#### [Problem to solve]
Pictures stay out of your copy, but everything else in the records below must be repeated exactly.

#### [Raw data]
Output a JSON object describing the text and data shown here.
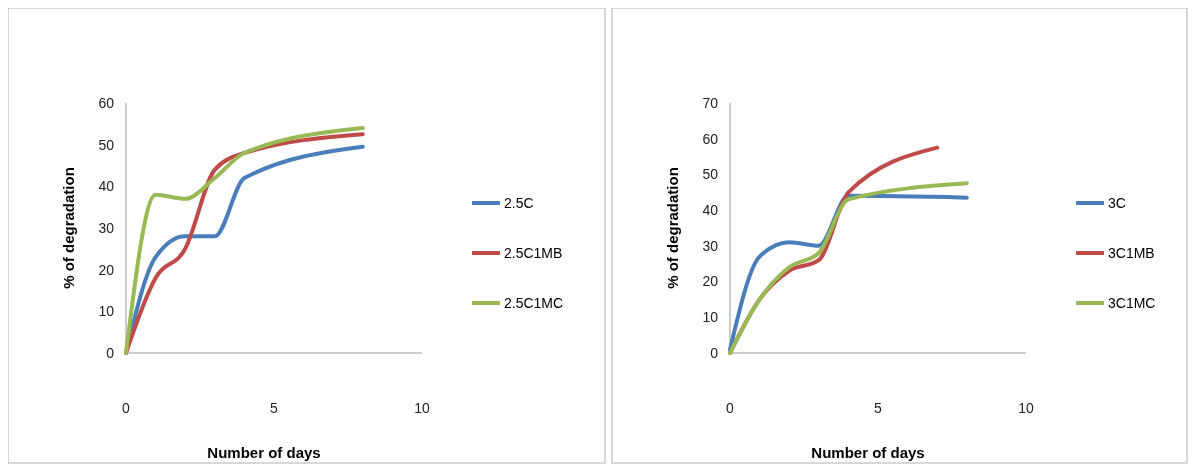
{
  "chart_data": [
    {
      "type": "line",
      "xlabel": "Number of days",
      "ylabel": "% of degradation",
      "xlim": [
        0,
        10
      ],
      "xticks": [
        0,
        5,
        10
      ],
      "ylim": [
        0,
        60
      ],
      "yticks": [
        0,
        10,
        20,
        30,
        40,
        50,
        60
      ],
      "legend": "right",
      "grid": false,
      "marker": "none",
      "line_style": "solid",
      "x": [
        0,
        1,
        2,
        3,
        4,
        8
      ],
      "series": [
        {
          "name": "2.5C",
          "color": "#4a7ebb",
          "values": [
            0,
            23,
            28,
            28,
            42,
            49.5
          ]
        },
        {
          "name": "2.5C1MB",
          "color": "#be4b48",
          "values": [
            0,
            18,
            25,
            44,
            48,
            52.5
          ]
        },
        {
          "name": "2.5C1MC",
          "color": "#98b954",
          "values": [
            0,
            38,
            37,
            42,
            48,
            54
          ]
        }
      ]
    },
    {
      "type": "line",
      "xlabel": "Number of days",
      "ylabel": "% of degradation",
      "xlim": [
        0,
        10
      ],
      "xticks": [
        0,
        5,
        10
      ],
      "ylim": [
        0,
        70
      ],
      "yticks": [
        0,
        10,
        20,
        30,
        40,
        50,
        60,
        70
      ],
      "legend": "right",
      "grid": false,
      "marker": "none",
      "line_style": "solid",
      "series": [
        {
          "name": "3C",
          "color": "#4a7ebb",
          "x": [
            0,
            1,
            2,
            3,
            4,
            8
          ],
          "values": [
            1,
            27,
            31,
            30,
            44,
            43.5
          ]
        },
        {
          "name": "3C1MB",
          "color": "#be4b48",
          "x": [
            0,
            1,
            2,
            3,
            4,
            7
          ],
          "values": [
            0,
            15,
            23,
            26,
            45,
            57.5
          ]
        },
        {
          "name": "3C1MC",
          "color": "#98b954",
          "x": [
            0,
            1,
            2,
            3,
            4,
            8
          ],
          "values": [
            0,
            15,
            24,
            28,
            43,
            47.5
          ]
        }
      ]
    }
  ]
}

#### [Correct output]
Output a JSON object describing the text and data shown here.
{
  "chart_data": [
    {
      "type": "line",
      "xlabel": "Number of days",
      "ylabel": "% of degradation",
      "xlim": [
        0,
        10
      ],
      "xticks": [
        0,
        5,
        10
      ],
      "ylim": [
        0,
        60
      ],
      "yticks": [
        0,
        10,
        20,
        30,
        40,
        50,
        60
      ],
      "legend": "right",
      "grid": false,
      "marker": "none",
      "line_style": "solid",
      "x": [
        0,
        1,
        2,
        3,
        4,
        8
      ],
      "series": [
        {
          "name": "2.5C",
          "color": "#4a7ebb",
          "values": [
            0,
            23,
            28,
            28,
            42,
            49.5
          ]
        },
        {
          "name": "2.5C1MB",
          "color": "#be4b48",
          "values": [
            0,
            18,
            25,
            44,
            48,
            52.5
          ]
        },
        {
          "name": "2.5C1MC",
          "color": "#98b954",
          "values": [
            0,
            38,
            37,
            42,
            48,
            54
          ]
        }
      ]
    },
    {
      "type": "line",
      "xlabel": "Number of days",
      "ylabel": "% of degradation",
      "xlim": [
        0,
        10
      ],
      "xticks": [
        0,
        5,
        10
      ],
      "ylim": [
        0,
        70
      ],
      "yticks": [
        0,
        10,
        20,
        30,
        40,
        50,
        60,
        70
      ],
      "legend": "right",
      "grid": false,
      "marker": "none",
      "line_style": "solid",
      "series": [
        {
          "name": "3C",
          "color": "#4a7ebb",
          "x": [
            0,
            1,
            2,
            3,
            4,
            8
          ],
          "values": [
            1,
            27,
            31,
            30,
            44,
            43.5
          ]
        },
        {
          "name": "3C1MB",
          "color": "#be4b48",
          "x": [
            0,
            1,
            2,
            3,
            4,
            7
          ],
          "values": [
            0,
            15,
            23,
            26,
            45,
            57.5
          ]
        },
        {
          "name": "3C1MC",
          "color": "#98b954",
          "x": [
            0,
            1,
            2,
            3,
            4,
            8
          ],
          "values": [
            0,
            15,
            24,
            28,
            43,
            47.5
          ]
        }
      ]
    }
  ]
}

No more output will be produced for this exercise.